Return the number of lines holding "团结协作", with nothing added.

--- START OF Source data ---

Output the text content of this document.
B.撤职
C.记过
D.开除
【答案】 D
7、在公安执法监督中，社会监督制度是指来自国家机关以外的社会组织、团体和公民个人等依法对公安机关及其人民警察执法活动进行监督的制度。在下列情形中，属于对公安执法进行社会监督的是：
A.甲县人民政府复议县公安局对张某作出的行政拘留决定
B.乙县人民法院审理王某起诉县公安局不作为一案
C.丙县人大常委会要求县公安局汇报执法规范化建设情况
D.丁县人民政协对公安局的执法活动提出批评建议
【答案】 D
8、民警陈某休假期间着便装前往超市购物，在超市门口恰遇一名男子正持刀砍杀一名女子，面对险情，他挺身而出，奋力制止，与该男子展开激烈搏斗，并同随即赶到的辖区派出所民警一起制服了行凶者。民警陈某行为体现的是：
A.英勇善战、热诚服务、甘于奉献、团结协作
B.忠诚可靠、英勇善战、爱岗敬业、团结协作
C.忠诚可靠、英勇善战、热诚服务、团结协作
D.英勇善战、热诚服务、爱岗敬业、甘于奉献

--- END OF Source data ---
--- START OF Source data ---

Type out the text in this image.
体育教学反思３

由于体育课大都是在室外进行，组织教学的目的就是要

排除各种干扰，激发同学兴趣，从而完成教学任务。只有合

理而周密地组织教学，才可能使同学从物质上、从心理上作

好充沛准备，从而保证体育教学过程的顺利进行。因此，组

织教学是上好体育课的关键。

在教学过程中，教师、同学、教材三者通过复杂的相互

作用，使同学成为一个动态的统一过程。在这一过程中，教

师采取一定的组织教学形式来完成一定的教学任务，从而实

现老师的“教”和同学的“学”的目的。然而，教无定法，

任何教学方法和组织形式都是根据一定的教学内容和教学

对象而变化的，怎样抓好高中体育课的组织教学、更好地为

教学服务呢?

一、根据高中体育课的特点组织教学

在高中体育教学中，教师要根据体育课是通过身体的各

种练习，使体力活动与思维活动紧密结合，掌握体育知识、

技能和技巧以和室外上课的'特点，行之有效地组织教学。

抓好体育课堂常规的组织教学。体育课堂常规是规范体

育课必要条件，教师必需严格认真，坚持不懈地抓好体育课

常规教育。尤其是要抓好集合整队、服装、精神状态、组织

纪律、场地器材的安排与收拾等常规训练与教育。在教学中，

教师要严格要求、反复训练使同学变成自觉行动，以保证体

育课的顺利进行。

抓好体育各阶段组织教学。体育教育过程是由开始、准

--- END OF Source data ---

- Solution to this task:
3